=== Extracted entries ===

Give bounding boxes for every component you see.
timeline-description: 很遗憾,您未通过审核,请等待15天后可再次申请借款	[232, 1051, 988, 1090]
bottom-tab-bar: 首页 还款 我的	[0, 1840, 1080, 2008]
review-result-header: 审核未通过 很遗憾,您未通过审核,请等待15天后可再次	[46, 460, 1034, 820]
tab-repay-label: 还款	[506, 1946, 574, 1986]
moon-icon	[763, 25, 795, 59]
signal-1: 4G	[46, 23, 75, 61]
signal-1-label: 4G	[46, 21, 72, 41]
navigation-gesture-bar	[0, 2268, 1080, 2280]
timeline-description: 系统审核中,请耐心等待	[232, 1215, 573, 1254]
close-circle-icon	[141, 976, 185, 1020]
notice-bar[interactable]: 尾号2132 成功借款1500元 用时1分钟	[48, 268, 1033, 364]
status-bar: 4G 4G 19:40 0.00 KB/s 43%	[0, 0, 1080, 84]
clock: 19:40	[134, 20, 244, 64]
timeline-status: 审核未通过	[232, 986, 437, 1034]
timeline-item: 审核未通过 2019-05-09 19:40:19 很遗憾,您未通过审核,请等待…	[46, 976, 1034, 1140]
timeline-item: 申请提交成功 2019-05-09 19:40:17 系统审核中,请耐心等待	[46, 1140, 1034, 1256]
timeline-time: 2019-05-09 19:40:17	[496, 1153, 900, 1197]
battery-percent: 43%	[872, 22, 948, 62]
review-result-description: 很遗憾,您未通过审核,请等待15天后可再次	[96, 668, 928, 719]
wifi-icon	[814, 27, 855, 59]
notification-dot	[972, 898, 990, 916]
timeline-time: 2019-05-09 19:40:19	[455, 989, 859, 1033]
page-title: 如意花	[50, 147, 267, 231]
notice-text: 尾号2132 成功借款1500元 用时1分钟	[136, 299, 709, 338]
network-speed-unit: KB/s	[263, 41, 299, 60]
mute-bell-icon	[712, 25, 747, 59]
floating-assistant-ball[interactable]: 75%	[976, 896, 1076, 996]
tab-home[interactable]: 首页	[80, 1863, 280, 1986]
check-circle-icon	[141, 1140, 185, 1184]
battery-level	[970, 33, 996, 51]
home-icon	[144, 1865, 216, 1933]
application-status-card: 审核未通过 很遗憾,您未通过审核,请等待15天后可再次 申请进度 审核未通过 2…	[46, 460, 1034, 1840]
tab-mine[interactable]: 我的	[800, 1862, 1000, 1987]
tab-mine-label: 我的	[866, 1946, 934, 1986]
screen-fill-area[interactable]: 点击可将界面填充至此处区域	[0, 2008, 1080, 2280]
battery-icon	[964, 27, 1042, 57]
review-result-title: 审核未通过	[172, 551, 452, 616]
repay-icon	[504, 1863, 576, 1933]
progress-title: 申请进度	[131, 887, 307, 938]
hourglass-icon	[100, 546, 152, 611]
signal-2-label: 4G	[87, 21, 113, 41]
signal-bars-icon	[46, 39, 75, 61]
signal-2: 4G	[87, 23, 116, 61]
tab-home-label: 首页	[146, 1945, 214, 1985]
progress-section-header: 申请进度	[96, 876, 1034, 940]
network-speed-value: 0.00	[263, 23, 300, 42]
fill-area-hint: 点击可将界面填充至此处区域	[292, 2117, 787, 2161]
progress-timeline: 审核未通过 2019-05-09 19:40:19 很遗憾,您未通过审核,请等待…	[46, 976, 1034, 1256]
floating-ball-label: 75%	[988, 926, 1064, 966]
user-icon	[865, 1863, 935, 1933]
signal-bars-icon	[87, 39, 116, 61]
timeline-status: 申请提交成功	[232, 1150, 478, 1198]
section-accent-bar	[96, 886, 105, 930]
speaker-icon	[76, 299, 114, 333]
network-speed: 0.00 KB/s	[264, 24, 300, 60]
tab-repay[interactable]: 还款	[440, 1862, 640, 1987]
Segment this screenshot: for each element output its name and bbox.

===
=== Extracted entries ===

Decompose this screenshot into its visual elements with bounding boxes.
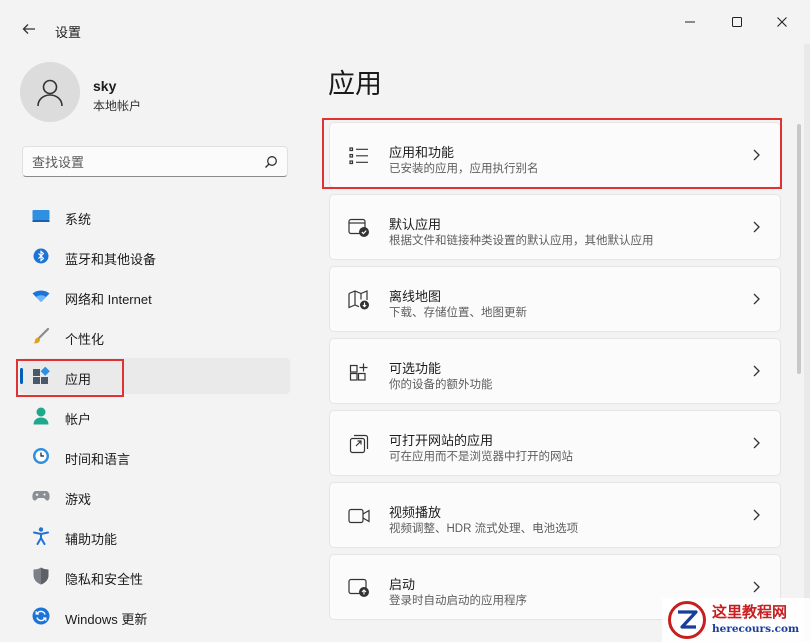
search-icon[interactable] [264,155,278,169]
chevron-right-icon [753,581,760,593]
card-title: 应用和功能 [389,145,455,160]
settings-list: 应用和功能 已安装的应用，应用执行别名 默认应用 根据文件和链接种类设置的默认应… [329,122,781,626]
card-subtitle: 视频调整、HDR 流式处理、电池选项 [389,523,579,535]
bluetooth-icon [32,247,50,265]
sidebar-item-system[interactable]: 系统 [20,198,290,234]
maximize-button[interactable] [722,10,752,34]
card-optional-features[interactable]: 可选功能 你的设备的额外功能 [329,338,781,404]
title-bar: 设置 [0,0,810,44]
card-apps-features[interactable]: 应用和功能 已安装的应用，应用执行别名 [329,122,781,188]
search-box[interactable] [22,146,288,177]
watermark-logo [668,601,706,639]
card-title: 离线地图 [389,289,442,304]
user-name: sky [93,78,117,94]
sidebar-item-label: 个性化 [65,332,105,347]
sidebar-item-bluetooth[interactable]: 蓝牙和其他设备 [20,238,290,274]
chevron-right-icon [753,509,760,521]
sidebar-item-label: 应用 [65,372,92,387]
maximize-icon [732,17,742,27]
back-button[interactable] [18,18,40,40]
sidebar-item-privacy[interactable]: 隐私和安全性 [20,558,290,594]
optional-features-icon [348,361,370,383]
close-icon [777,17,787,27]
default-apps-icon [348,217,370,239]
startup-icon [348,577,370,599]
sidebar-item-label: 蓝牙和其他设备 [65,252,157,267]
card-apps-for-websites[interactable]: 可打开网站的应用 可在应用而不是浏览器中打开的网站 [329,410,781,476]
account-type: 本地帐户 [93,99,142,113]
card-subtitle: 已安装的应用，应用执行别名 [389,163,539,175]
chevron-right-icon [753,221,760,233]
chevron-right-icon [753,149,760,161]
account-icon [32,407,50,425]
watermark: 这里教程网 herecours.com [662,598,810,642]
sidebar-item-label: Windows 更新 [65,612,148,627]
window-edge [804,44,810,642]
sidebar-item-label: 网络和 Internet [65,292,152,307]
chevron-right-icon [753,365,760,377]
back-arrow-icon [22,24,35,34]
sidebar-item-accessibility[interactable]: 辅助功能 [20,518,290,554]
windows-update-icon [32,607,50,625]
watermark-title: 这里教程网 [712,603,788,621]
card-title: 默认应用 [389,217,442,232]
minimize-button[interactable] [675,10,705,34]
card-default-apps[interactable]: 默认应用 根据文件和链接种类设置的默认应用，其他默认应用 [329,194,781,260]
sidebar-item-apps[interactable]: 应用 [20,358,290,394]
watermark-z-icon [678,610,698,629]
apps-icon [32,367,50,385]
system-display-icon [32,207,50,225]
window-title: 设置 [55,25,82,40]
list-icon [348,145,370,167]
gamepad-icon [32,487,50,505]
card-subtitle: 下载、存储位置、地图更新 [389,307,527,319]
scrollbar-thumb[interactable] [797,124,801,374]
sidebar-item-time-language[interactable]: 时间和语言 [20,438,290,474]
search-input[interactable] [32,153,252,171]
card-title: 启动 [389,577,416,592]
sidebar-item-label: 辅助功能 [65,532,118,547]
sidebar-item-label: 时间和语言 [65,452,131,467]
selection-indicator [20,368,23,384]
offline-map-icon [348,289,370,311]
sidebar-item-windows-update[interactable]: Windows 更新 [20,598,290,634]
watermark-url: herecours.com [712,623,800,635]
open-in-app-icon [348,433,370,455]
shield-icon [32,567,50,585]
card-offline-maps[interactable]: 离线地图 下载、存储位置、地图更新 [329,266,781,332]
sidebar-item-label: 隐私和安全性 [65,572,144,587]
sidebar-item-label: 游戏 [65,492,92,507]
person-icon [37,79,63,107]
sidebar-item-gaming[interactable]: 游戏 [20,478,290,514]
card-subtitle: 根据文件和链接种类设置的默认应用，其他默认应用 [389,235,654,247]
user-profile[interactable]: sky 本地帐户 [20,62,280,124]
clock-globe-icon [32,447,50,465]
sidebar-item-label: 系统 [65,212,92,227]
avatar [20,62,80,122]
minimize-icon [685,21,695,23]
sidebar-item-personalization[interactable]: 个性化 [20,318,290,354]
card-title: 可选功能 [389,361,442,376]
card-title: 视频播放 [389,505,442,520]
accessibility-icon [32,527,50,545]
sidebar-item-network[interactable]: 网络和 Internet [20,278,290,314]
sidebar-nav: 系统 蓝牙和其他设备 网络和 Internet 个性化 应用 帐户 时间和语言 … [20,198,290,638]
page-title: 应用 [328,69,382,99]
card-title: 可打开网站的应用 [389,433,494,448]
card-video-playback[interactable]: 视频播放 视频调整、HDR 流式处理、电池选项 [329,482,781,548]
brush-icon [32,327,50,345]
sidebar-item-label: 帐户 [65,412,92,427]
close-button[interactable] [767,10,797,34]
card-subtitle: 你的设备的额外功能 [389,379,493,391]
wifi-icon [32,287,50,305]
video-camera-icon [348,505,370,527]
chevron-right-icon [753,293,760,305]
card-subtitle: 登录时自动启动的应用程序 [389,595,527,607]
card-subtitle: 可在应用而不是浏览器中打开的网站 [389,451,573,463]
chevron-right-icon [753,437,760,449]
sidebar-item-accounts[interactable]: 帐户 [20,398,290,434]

===

• [Goal of the exercise]: Could you copy out, character for character, the lines from the one with "search-icon[interactable] [264,155,278,169]" up to and including the one with "bluetooth-icon [32,247,50,265]"?

• [Solved exercise]:
search-icon[interactable] [264,155,278,169]
chevron-right-icon [753,581,760,593]
card-title: 应用和功能 [389,145,455,160]
settings-list: 应用和功能 已安装的应用，应用执行别名 默认应用 根据文件和链接种类设置的默认应… [329,122,781,626]
card-subtitle: 视频调整、HDR 流式处理、电池选项 [389,523,579,535]
bluetooth-icon [32,247,50,265]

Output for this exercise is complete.